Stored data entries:

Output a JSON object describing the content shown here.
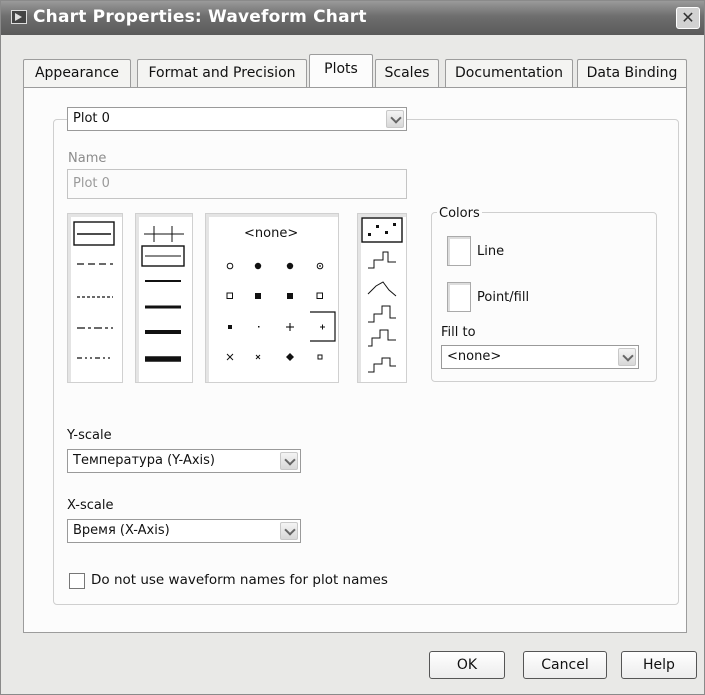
{
  "window": {
    "title": "Chart Properties: Waveform Chart"
  },
  "tabs": [
    "Appearance",
    "Format and Precision",
    "Plots",
    "Scales",
    "Documentation",
    "Data Binding"
  ],
  "active_tab": "Plots",
  "plot_selector": {
    "value": "Plot 0"
  },
  "name": {
    "label": "Name",
    "value": "Plot 0"
  },
  "point_style_picker": {
    "none_label": "<none>"
  },
  "colors": {
    "title": "Colors",
    "line_label": "Line",
    "point_fill_label": "Point/fill",
    "fill_to_label": "Fill to",
    "fill_to_value": "<none>",
    "line_color": "#ffffff",
    "point_fill_color": "#ffffff"
  },
  "y_scale": {
    "label": "Y-scale",
    "value": "Температура (Y-Axis)"
  },
  "x_scale": {
    "label": "X-scale",
    "value": "Время (X-Axis)"
  },
  "waveform_names_checkbox": {
    "label": "Do not use waveform names for plot names",
    "checked": false
  },
  "buttons": {
    "ok": "OK",
    "cancel": "Cancel",
    "help": "Help"
  },
  "icons": [
    "app-icon",
    "close-icon",
    "chevron-down-icon"
  ]
}
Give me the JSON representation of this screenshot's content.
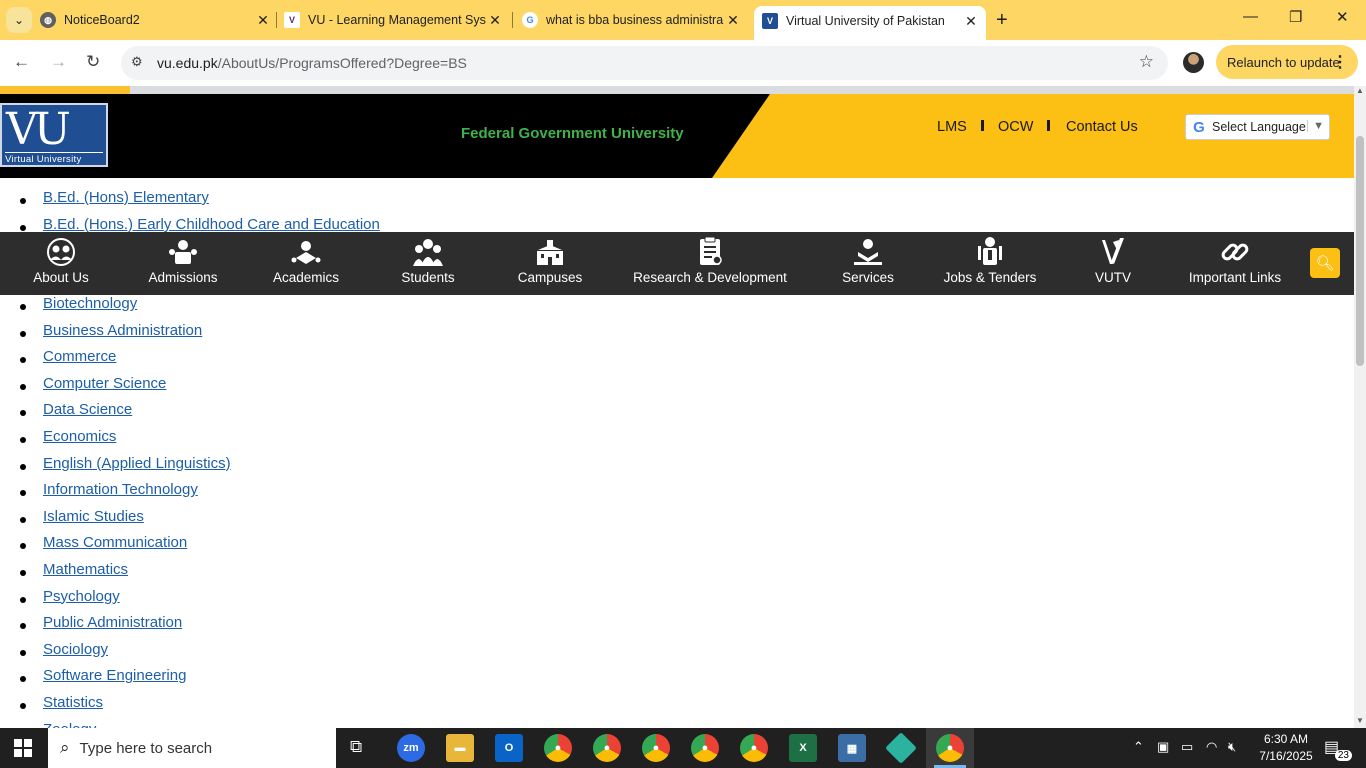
{
  "browser": {
    "tabs": [
      {
        "title": "NoticeBoard2",
        "favicon_color": "#5f5f5f"
      },
      {
        "title": "VU - Learning Management Sys",
        "favicon_color": "#5a2a82"
      },
      {
        "title": "what is bba business administra",
        "favicon_color": "#4285f4"
      },
      {
        "title": "Virtual University of Pakistan",
        "favicon_color": "#1f4f92",
        "active": true
      }
    ],
    "url_host": "vu.edu.pk",
    "url_path": "/AboutUs/ProgramsOffered?Degree=BS",
    "relaunch_label": "Relaunch to update",
    "accent": "#fdd663"
  },
  "header": {
    "logo_text": "VU",
    "logo_subtext": "Virtual University",
    "tagline": "Federal Government University",
    "links": [
      "LMS",
      "OCW",
      "Contact Us"
    ],
    "language_label": "Select Language",
    "brand_yellow": "#fcbf13",
    "tagline_green": "#3fb24b"
  },
  "programs_above_nav": [
    "B.Ed. (Hons) Elementary",
    "B.Ed. (Hons.) Early Childhood Care and Education"
  ],
  "nav": {
    "items": [
      {
        "label": "About Us",
        "icon": "people-circle-icon"
      },
      {
        "label": "Admissions",
        "icon": "admissions-icon"
      },
      {
        "label": "Academics",
        "icon": "academics-icon"
      },
      {
        "label": "Students",
        "icon": "students-icon"
      },
      {
        "label": "Campuses",
        "icon": "campus-building-icon"
      },
      {
        "label": "Research & Development",
        "icon": "clipboard-icon"
      },
      {
        "label": "Services",
        "icon": "services-hand-icon"
      },
      {
        "label": "Jobs & Tenders",
        "icon": "jobs-icon"
      },
      {
        "label": "VUTV",
        "icon": "vutv-icon"
      },
      {
        "label": "Important Links",
        "icon": "link-icon"
      }
    ]
  },
  "programs": [
    "Biotechnology",
    "Business Administration",
    "Commerce",
    "Computer Science",
    "Data Science",
    "Economics",
    "English (Applied Linguistics)",
    "Information Technology",
    "Islamic Studies",
    "Mass Communication",
    "Mathematics",
    "Psychology",
    "Public Administration",
    "Sociology",
    "Software Engineering",
    "Statistics",
    "Zoology"
  ],
  "link_color": "#1c5ea8",
  "taskbar": {
    "search_placeholder": "Type here to search",
    "time": "6:30 AM",
    "date": "7/16/2025",
    "notification_count": "23"
  }
}
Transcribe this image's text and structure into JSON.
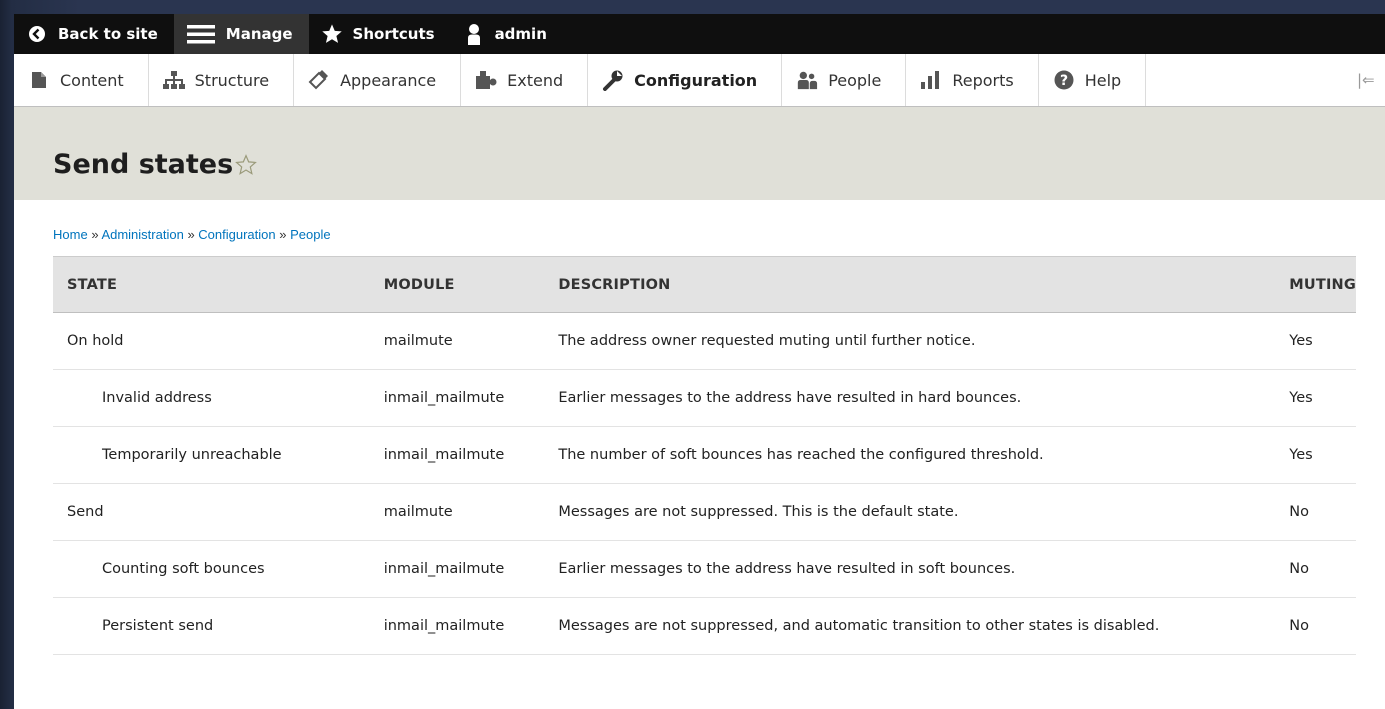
{
  "toolbar": {
    "back": "Back to site",
    "manage": "Manage",
    "shortcuts": "Shortcuts",
    "user": "admin"
  },
  "tray": {
    "items": [
      {
        "label": "Content",
        "icon": "content-icon"
      },
      {
        "label": "Structure",
        "icon": "structure-icon"
      },
      {
        "label": "Appearance",
        "icon": "appearance-icon"
      },
      {
        "label": "Extend",
        "icon": "extend-icon"
      },
      {
        "label": "Configuration",
        "icon": "configuration-icon",
        "active": true
      },
      {
        "label": "People",
        "icon": "people-icon"
      },
      {
        "label": "Reports",
        "icon": "reports-icon"
      },
      {
        "label": "Help",
        "icon": "help-icon"
      }
    ],
    "collapse": "|⇐"
  },
  "page": {
    "title": "Send states"
  },
  "breadcrumb": {
    "items": [
      "Home",
      "Administration",
      "Configuration",
      "People"
    ],
    "separator": "»"
  },
  "table": {
    "headers": [
      "STATE",
      "MODULE",
      "DESCRIPTION",
      "MUTING"
    ],
    "rows": [
      {
        "state": "On hold",
        "module": "mailmute",
        "description": "The address owner requested muting until further notice.",
        "muting": "Yes",
        "indent": false
      },
      {
        "state": "Invalid address",
        "module": "inmail_mailmute",
        "description": "Earlier messages to the address have resulted in hard bounces.",
        "muting": "Yes",
        "indent": true
      },
      {
        "state": "Temporarily unreachable",
        "module": "inmail_mailmute",
        "description": "The number of soft bounces has reached the configured threshold.",
        "muting": "Yes",
        "indent": true
      },
      {
        "state": "Send",
        "module": "mailmute",
        "description": "Messages are not suppressed. This is the default state.",
        "muting": "No",
        "indent": false
      },
      {
        "state": "Counting soft bounces",
        "module": "inmail_mailmute",
        "description": "Earlier messages to the address have resulted in soft bounces.",
        "muting": "No",
        "indent": true
      },
      {
        "state": "Persistent send",
        "module": "inmail_mailmute",
        "description": "Messages are not suppressed, and automatic transition to other states is disabled.",
        "muting": "No",
        "indent": true
      }
    ]
  },
  "colors": {
    "toolbar_bg": "#0f0f0f",
    "header_bg": "#e0e0d8",
    "link": "#0074bd"
  }
}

- Aim of the exercise
Every line should be retyped exactly, with the pictures omitted.

- Finished exercise
Output a JSON object describing the content shown here.
{
  "window": {
    "title": "Chart Properties: Waveform Chart"
  },
  "tabs": [
    "Appearance",
    "Format and Precision",
    "Plots",
    "Scales",
    "Documentation",
    "Data Binding"
  ],
  "active_tab": "Plots",
  "plot_selector": {
    "value": "Plot 0"
  },
  "name": {
    "label": "Name",
    "value": "Plot 0"
  },
  "point_style_picker": {
    "none_label": "<none>"
  },
  "colors": {
    "title": "Colors",
    "line_label": "Line",
    "point_fill_label": "Point/fill",
    "fill_to_label": "Fill to",
    "fill_to_value": "<none>",
    "line_color": "#ffffff",
    "point_fill_color": "#ffffff"
  },
  "y_scale": {
    "label": "Y-scale",
    "value": "Температура (Y-Axis)"
  },
  "x_scale": {
    "label": "X-scale",
    "value": "Время (X-Axis)"
  },
  "waveform_names_checkbox": {
    "label": "Do not use waveform names for plot names",
    "checked": false
  },
  "buttons": {
    "ok": "OK",
    "cancel": "Cancel",
    "help": "Help"
  },
  "icons": [
    "app-icon",
    "close-icon",
    "chevron-down-icon"
  ]
}
Give me the JSON representation of this screenshot's content.
{
  "browser": {
    "tabs": [
      {
        "title": "NoticeBoard2",
        "favicon_color": "#5f5f5f"
      },
      {
        "title": "VU - Learning Management Sys",
        "favicon_color": "#5a2a82"
      },
      {
        "title": "what is bba business administra",
        "favicon_color": "#4285f4"
      },
      {
        "title": "Virtual University of Pakistan",
        "favicon_color": "#1f4f92",
        "active": true
      }
    ],
    "url_host": "vu.edu.pk",
    "url_path": "/AboutUs/ProgramsOffered?Degree=BS",
    "relaunch_label": "Relaunch to update",
    "accent": "#fdd663"
  },
  "header": {
    "logo_text": "VU",
    "logo_subtext": "Virtual University",
    "tagline": "Federal Government University",
    "links": [
      "LMS",
      "OCW",
      "Contact Us"
    ],
    "language_label": "Select Language",
    "brand_yellow": "#fcbf13",
    "tagline_green": "#3fb24b"
  },
  "programs_above_nav": [
    "B.Ed. (Hons) Elementary",
    "B.Ed. (Hons.) Early Childhood Care and Education"
  ],
  "nav": {
    "items": [
      {
        "label": "About Us",
        "icon": "people-circle-icon"
      },
      {
        "label": "Admissions",
        "icon": "admissions-icon"
      },
      {
        "label": "Academics",
        "icon": "academics-icon"
      },
      {
        "label": "Students",
        "icon": "students-icon"
      },
      {
        "label": "Campuses",
        "icon": "campus-building-icon"
      },
      {
        "label": "Research & Development",
        "icon": "clipboard-icon"
      },
      {
        "label": "Services",
        "icon": "services-hand-icon"
      },
      {
        "label": "Jobs & Tenders",
        "icon": "jobs-icon"
      },
      {
        "label": "VUTV",
        "icon": "vutv-icon"
      },
      {
        "label": "Important Links",
        "icon": "link-icon"
      }
    ]
  },
  "programs": [
    "Biotechnology",
    "Business Administration",
    "Commerce",
    "Computer Science",
    "Data Science",
    "Economics",
    "English (Applied Linguistics)",
    "Information Technology",
    "Islamic Studies",
    "Mass Communication",
    "Mathematics",
    "Psychology",
    "Public Administration",
    "Sociology",
    "Software Engineering",
    "Statistics",
    "Zoology"
  ],
  "link_color": "#1c5ea8",
  "taskbar": {
    "search_placeholder": "Type here to search",
    "time": "6:30 AM",
    "date": "7/16/2025",
    "notification_count": "23"
  }
}
Transcribe this image's text and structure into JSON.
{
  "toolbar": {
    "back": "Back to site",
    "manage": "Manage",
    "shortcuts": "Shortcuts",
    "user": "admin"
  },
  "tray": {
    "items": [
      {
        "label": "Content",
        "icon": "content-icon"
      },
      {
        "label": "Structure",
        "icon": "structure-icon"
      },
      {
        "label": "Appearance",
        "icon": "appearance-icon"
      },
      {
        "label": "Extend",
        "icon": "extend-icon"
      },
      {
        "label": "Configuration",
        "icon": "configuration-icon",
        "active": true
      },
      {
        "label": "People",
        "icon": "people-icon"
      },
      {
        "label": "Reports",
        "icon": "reports-icon"
      },
      {
        "label": "Help",
        "icon": "help-icon"
      }
    ],
    "collapse": "|⇐"
  },
  "page": {
    "title": "Send states"
  },
  "breadcrumb": {
    "items": [
      "Home",
      "Administration",
      "Configuration",
      "People"
    ],
    "separator": "»"
  },
  "table": {
    "headers": [
      "STATE",
      "MODULE",
      "DESCRIPTION",
      "MUTING"
    ],
    "rows": [
      {
        "state": "On hold",
        "module": "mailmute",
        "description": "The address owner requested muting until further notice.",
        "muting": "Yes",
        "indent": false
      },
      {
        "state": "Invalid address",
        "module": "inmail_mailmute",
        "description": "Earlier messages to the address have resulted in hard bounces.",
        "muting": "Yes",
        "indent": true
      },
      {
        "state": "Temporarily unreachable",
        "module": "inmail_mailmute",
        "description": "The number of soft bounces has reached the configured threshold.",
        "muting": "Yes",
        "indent": true
      },
      {
        "state": "Send",
        "module": "mailmute",
        "description": "Messages are not suppressed. This is the default state.",
        "muting": "No",
        "indent": false
      },
      {
        "state": "Counting soft bounces",
        "module": "inmail_mailmute",
        "description": "Earlier messages to the address have resulted in soft bounces.",
        "muting": "No",
        "indent": true
      },
      {
        "state": "Persistent send",
        "module": "inmail_mailmute",
        "description": "Messages are not suppressed, and automatic transition to other states is disabled.",
        "muting": "No",
        "indent": true
      }
    ]
  },
  "colors": {
    "toolbar_bg": "#0f0f0f",
    "header_bg": "#e0e0d8",
    "link": "#0074bd"
  }
}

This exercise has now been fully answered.